───── DATA IN THIS EXERCISE ─────

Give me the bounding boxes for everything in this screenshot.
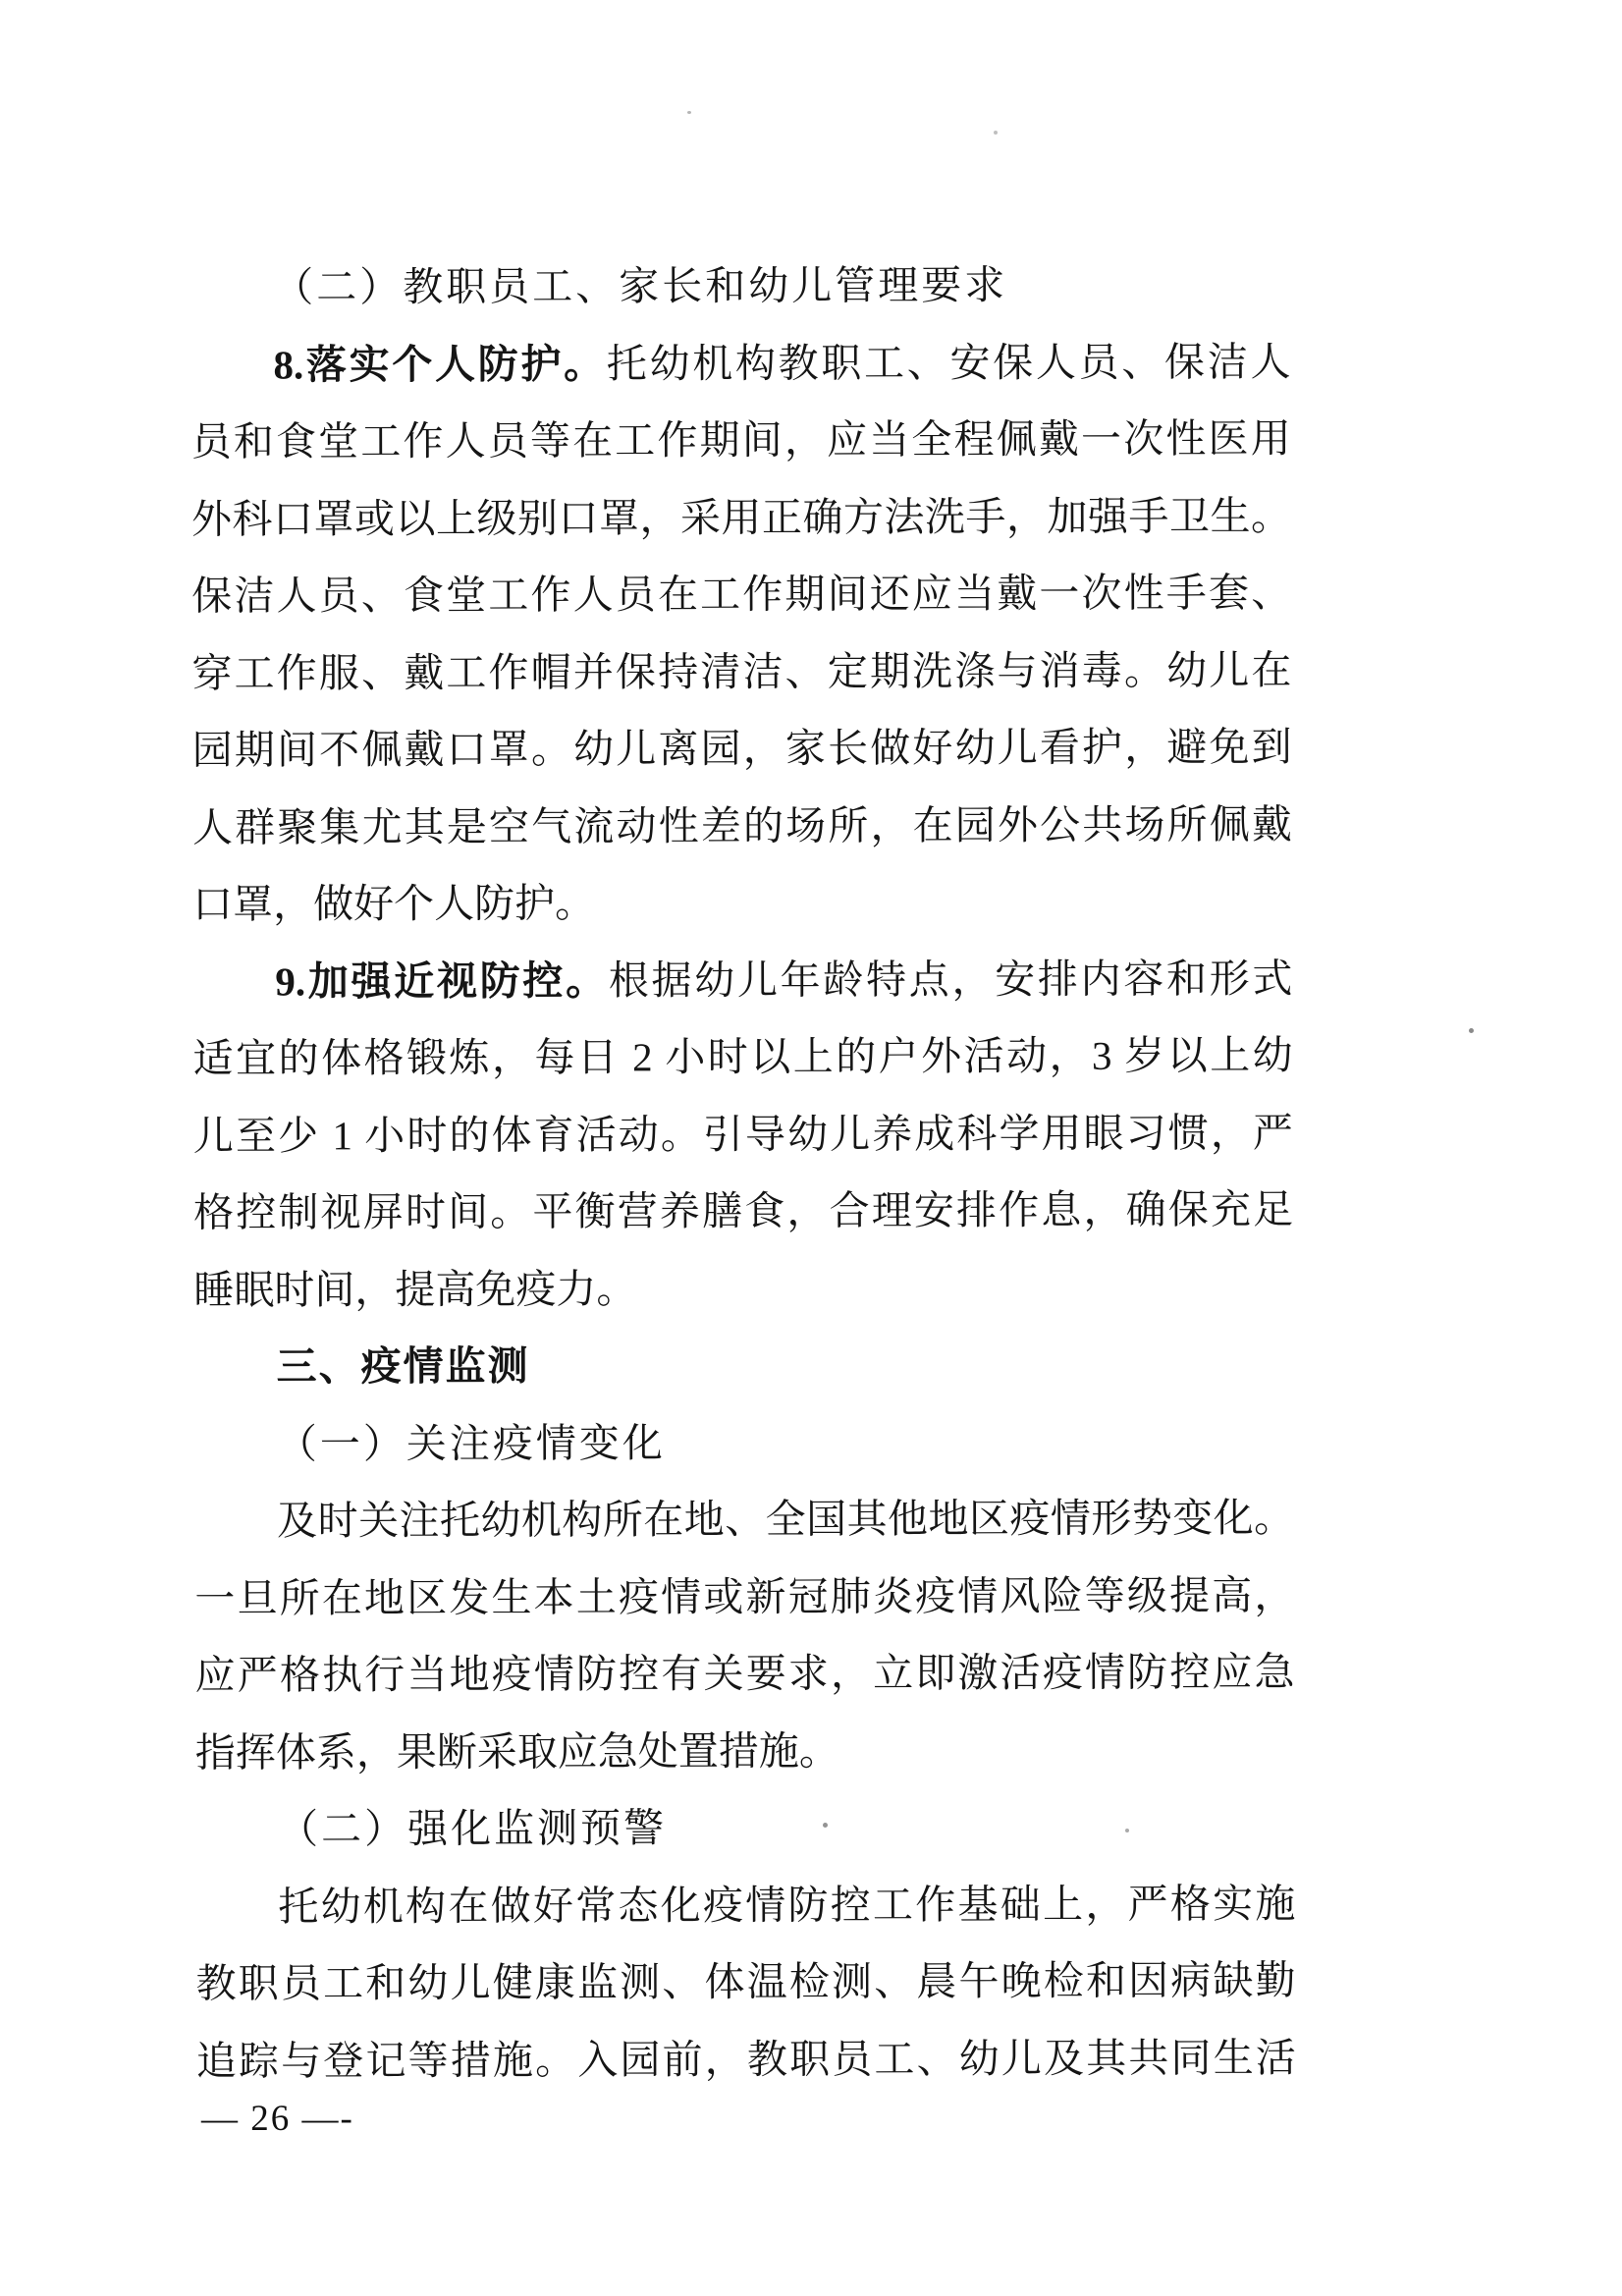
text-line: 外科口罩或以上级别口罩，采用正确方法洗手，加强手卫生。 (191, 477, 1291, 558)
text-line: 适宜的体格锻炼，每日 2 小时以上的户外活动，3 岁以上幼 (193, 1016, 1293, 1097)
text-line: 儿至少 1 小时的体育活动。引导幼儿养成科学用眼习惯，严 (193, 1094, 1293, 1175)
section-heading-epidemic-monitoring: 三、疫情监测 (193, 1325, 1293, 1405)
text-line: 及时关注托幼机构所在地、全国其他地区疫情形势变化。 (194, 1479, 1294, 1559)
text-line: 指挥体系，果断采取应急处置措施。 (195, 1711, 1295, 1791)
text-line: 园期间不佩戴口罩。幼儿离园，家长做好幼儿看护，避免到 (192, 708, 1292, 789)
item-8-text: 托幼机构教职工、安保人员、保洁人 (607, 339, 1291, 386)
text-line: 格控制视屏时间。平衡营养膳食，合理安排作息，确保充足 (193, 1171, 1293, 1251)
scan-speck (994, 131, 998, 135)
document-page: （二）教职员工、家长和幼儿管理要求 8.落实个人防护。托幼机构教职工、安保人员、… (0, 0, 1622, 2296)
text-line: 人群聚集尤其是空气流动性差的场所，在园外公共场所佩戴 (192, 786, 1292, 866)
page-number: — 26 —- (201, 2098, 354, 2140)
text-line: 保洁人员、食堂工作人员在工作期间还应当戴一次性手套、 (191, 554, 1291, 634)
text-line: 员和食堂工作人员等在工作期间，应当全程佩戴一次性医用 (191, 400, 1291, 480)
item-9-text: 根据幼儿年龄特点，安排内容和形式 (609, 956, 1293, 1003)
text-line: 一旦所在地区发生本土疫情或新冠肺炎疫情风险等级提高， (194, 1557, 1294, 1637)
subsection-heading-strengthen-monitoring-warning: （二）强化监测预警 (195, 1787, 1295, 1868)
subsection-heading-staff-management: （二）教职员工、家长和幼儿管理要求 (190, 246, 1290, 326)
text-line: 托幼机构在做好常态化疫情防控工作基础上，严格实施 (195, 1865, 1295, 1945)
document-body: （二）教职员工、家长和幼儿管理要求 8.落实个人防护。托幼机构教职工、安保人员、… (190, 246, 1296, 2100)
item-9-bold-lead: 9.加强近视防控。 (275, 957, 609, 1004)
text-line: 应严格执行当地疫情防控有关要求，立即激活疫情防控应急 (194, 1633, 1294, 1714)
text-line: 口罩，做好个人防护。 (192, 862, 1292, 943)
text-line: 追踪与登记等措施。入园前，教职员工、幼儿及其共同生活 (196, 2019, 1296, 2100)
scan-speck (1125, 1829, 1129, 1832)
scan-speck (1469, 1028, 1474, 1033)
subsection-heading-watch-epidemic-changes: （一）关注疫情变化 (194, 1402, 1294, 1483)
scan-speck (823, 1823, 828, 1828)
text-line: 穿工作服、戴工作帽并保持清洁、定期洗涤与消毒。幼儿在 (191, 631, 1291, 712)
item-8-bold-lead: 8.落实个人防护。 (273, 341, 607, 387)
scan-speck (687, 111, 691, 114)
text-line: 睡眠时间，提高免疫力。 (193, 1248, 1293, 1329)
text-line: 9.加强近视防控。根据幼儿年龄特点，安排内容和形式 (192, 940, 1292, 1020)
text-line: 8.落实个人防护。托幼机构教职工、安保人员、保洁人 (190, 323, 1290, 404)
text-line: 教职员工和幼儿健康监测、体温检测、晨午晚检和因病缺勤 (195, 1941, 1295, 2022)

─────

CHALLENGE »
Copy out every one of the records above word for word, and leave the pictures out.

PROBLEM SOLUTION »
Give me the bounding boxes for everything in this screenshot.
text-line: 外科口罩或以上级别口罩，采用正确方法洗手，加强手卫生。 (191, 477, 1291, 558)
text-line: 适宜的体格锻炼，每日 2 小时以上的户外活动，3 岁以上幼 (193, 1016, 1293, 1097)
text-line: 儿至少 1 小时的体育活动。引导幼儿养成科学用眼习惯，严 (193, 1094, 1293, 1175)
section-heading-epidemic-monitoring: 三、疫情监测 (193, 1325, 1293, 1405)
text-line: 及时关注托幼机构所在地、全国其他地区疫情形势变化。 (194, 1479, 1294, 1559)
text-line: 指挥体系，果断采取应急处置措施。 (195, 1711, 1295, 1791)
text-line: 园期间不佩戴口罩。幼儿离园，家长做好幼儿看护，避免到 (192, 708, 1292, 789)
item-8-text: 托幼机构教职工、安保人员、保洁人 (607, 339, 1291, 386)
text-line: 格控制视屏时间。平衡营养膳食，合理安排作息，确保充足 (193, 1171, 1293, 1251)
scan-speck (994, 131, 998, 135)
document-page: （二）教职员工、家长和幼儿管理要求 8.落实个人防护。托幼机构教职工、安保人员、… (0, 0, 1622, 2296)
text-line: 人群聚集尤其是空气流动性差的场所，在园外公共场所佩戴 (192, 786, 1292, 866)
page-number: — 26 —- (201, 2098, 354, 2140)
text-line: 保洁人员、食堂工作人员在工作期间还应当戴一次性手套、 (191, 554, 1291, 634)
text-line: 员和食堂工作人员等在工作期间，应当全程佩戴一次性医用 (191, 400, 1291, 480)
item-9-text: 根据幼儿年龄特点，安排内容和形式 (609, 956, 1293, 1003)
text-line: 一旦所在地区发生本土疫情或新冠肺炎疫情风险等级提高， (194, 1557, 1294, 1637)
subsection-heading-strengthen-monitoring-warning: （二）强化监测预警 (195, 1787, 1295, 1868)
subsection-heading-staff-management: （二）教职员工、家长和幼儿管理要求 (190, 246, 1290, 326)
text-line: 托幼机构在做好常态化疫情防控工作基础上，严格实施 (195, 1865, 1295, 1945)
document-body: （二）教职员工、家长和幼儿管理要求 8.落实个人防护。托幼机构教职工、安保人员、… (190, 246, 1296, 2100)
item-9-bold-lead: 9.加强近视防控。 (275, 957, 609, 1004)
text-line: 应严格执行当地疫情防控有关要求，立即激活疫情防控应急 (194, 1633, 1294, 1714)
text-line: 口罩，做好个人防护。 (192, 862, 1292, 943)
text-line: 追踪与登记等措施。入园前，教职员工、幼儿及其共同生活 (196, 2019, 1296, 2100)
scan-speck (1125, 1829, 1129, 1832)
scan-speck (1469, 1028, 1474, 1033)
subsection-heading-watch-epidemic-changes: （一）关注疫情变化 (194, 1402, 1294, 1483)
scan-speck (823, 1823, 828, 1828)
text-line: 穿工作服、戴工作帽并保持清洁、定期洗涤与消毒。幼儿在 (191, 631, 1291, 712)
item-8-bold-lead: 8.落实个人防护。 (273, 341, 607, 387)
scan-speck (687, 111, 691, 114)
text-line: 睡眠时间，提高免疫力。 (193, 1248, 1293, 1329)
text-line: 9.加强近视防控。根据幼儿年龄特点，安排内容和形式 (192, 940, 1292, 1020)
text-line: 8.落实个人防护。托幼机构教职工、安保人员、保洁人 (190, 323, 1290, 404)
text-line: 教职员工和幼儿健康监测、体温检测、晨午晚检和因病缺勤 (195, 1941, 1295, 2022)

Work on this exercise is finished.